--- Provided records ---

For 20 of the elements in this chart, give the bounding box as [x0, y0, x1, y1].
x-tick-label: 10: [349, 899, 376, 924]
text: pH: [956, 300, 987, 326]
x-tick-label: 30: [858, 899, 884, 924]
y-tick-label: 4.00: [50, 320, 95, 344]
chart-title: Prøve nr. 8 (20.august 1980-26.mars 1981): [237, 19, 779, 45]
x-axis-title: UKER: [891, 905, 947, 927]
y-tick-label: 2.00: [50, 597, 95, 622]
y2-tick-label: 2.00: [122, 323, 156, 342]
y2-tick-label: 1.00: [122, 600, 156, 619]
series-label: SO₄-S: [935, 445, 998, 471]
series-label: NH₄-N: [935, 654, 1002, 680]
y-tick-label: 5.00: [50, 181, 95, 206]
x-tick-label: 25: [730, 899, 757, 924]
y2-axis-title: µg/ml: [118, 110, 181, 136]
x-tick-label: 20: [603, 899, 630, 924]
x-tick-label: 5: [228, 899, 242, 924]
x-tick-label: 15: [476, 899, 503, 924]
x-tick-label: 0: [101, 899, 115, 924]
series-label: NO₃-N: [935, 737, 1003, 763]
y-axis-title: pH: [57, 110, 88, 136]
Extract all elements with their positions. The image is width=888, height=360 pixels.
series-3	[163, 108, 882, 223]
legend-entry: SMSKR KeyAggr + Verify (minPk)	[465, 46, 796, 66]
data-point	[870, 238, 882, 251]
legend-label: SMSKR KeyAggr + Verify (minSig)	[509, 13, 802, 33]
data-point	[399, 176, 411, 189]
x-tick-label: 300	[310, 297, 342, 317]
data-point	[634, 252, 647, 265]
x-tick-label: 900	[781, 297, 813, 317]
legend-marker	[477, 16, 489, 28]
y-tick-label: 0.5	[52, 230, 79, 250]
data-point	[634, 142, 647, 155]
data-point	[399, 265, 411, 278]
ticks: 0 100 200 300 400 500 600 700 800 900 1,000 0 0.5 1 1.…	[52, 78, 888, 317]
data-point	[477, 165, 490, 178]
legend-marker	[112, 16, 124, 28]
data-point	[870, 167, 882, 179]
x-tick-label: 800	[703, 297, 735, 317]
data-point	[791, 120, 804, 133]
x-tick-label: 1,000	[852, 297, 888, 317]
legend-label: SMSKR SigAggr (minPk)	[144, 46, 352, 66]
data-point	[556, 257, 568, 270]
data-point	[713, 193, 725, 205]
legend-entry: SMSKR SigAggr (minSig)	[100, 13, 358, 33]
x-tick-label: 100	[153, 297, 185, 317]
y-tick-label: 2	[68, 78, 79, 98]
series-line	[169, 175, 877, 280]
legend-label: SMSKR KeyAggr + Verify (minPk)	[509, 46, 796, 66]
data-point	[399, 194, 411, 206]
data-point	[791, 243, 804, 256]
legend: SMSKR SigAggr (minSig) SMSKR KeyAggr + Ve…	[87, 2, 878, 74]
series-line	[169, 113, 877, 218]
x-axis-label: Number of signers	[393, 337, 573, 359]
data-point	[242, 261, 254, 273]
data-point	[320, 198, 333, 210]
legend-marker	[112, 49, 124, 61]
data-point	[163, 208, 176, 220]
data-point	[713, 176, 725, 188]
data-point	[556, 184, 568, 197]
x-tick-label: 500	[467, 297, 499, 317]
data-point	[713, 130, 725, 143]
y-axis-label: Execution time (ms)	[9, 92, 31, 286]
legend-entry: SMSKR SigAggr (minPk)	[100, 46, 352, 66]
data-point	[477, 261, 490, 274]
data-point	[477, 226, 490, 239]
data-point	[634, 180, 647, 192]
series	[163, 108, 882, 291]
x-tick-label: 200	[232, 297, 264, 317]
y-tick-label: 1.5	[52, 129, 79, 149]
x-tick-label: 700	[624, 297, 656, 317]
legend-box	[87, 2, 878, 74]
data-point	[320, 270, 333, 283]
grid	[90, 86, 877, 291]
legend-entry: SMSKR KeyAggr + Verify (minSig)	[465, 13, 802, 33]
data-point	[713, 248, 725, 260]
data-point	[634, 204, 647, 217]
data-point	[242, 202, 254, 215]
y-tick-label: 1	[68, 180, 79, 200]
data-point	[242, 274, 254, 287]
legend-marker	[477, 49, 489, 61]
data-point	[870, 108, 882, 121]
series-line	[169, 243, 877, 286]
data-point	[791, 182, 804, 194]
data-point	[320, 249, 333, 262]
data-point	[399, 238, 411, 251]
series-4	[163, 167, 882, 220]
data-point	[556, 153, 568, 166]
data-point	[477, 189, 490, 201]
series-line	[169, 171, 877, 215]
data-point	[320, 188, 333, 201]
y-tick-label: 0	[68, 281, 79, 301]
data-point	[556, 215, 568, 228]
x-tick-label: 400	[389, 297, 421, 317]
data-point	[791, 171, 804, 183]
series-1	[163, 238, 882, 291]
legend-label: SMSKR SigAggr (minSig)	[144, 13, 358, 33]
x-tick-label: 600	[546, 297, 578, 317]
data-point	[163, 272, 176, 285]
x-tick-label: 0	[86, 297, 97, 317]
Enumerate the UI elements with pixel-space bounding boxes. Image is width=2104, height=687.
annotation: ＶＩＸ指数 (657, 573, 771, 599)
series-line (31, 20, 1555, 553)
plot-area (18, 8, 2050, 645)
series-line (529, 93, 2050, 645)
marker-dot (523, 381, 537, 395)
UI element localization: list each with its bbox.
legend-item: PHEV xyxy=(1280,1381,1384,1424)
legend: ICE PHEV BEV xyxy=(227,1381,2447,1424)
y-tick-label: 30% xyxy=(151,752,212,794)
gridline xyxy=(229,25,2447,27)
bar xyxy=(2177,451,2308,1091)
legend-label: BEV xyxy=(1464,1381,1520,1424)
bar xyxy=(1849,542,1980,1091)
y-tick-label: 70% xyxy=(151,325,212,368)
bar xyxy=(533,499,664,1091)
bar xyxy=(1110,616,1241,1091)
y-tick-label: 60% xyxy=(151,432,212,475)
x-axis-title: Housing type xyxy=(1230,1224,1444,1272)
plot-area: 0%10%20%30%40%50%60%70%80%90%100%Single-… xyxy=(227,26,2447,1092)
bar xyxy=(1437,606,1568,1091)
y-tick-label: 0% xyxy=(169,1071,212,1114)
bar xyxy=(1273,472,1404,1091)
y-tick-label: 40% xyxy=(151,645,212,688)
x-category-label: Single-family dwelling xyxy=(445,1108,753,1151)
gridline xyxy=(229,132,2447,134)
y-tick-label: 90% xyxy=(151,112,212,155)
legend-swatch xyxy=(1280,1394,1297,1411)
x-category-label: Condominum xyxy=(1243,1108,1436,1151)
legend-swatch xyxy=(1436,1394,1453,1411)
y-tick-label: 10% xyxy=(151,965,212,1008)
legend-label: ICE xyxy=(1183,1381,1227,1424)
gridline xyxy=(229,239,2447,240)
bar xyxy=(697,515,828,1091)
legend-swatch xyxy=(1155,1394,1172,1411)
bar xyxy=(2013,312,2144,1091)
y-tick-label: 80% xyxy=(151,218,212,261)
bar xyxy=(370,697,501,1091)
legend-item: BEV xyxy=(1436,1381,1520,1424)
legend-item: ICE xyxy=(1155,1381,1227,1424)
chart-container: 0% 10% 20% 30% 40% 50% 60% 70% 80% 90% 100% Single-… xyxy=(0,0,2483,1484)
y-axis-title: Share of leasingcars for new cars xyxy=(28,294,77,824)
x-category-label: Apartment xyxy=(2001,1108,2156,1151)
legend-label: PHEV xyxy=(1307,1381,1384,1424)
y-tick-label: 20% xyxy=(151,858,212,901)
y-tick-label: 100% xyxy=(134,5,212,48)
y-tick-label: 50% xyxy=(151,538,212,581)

--- Exercise ---
Lay out the rows, from the first one through the row that contains "252, 647, 265]", as a Markdown table with the columns No. and Entry. Number each row and leave out any blank ones.

--- Task response ---
| No. | Entry |
|---|---|
| 1 | For 20 of the elements in this chart, give the bounding box as [x0, y0, x1, y1]. |
| 2 | x-tick-label: 10: [349, 899, 376, 924] |
| 3 | text: pH: [956, 300, 987, 326] |
| 4 | x-tick-label: 30: [858, 899, 884, 924] |
| 5 | y-tick-label: 4.00: [50, 320, 95, 344] |
| 6 | chart-title: Prøve nr. 8 (20.august 1980-26.mars 1981): [237, 19, 779, 45] |
| 7 | x-axis-title: UKER: [891, 905, 947, 927] |
| 8 | y-tick-label: 2.00: [50, 597, 95, 622] |
| 9 | y2-tick-label: 2.00: [122, 323, 156, 342] |
| 10 | y2-tick-label: 1.00: [122, 600, 156, 619] |
| 11 | series-label: SO₄-S: [935, 445, 998, 471] |
| 12 | series-label: NH₄-N: [935, 654, 1002, 680] |
| 13 | y-tick-label: 5.00: [50, 181, 95, 206] |
| 14 | x-tick-label: 25: [730, 899, 757, 924] |
| 15 | y2-axis-title: µg/ml: [118, 110, 181, 136] |
| 16 | x-tick-label: 20: [603, 899, 630, 924] |
| 17 | x-tick-label: 5: [228, 899, 242, 924] |
| 18 | x-tick-label: 15: [476, 899, 503, 924] |
| 19 | x-tick-label: 0: [101, 899, 115, 924] |
| 20 | series-label: NO₃-N: [935, 737, 1003, 763] |
| 21 | y-axis-title: pH: [57, 110, 88, 136] |
| 22 | Extract all elements with their positions. The image is width=888, height=360 pixels. |
| 23 | series-3	[163, 108, 882, 223] |
| 24 | legend-entry: SMSKR KeyAggr + Verify (minPk)	[465, 46, 796, 66] |
| 25 | data-point	[870, 238, 882, 251] |
| 26 | legend-label: SMSKR KeyAggr + Verify (minSig)	[509, 13, 802, 33] |
| 27 | data-point	[399, 176, 411, 189] |
| 28 | x-tick-label: 300	[310, 297, 342, 317] |
| 29 | data-point	[634, 252, 647, 265] |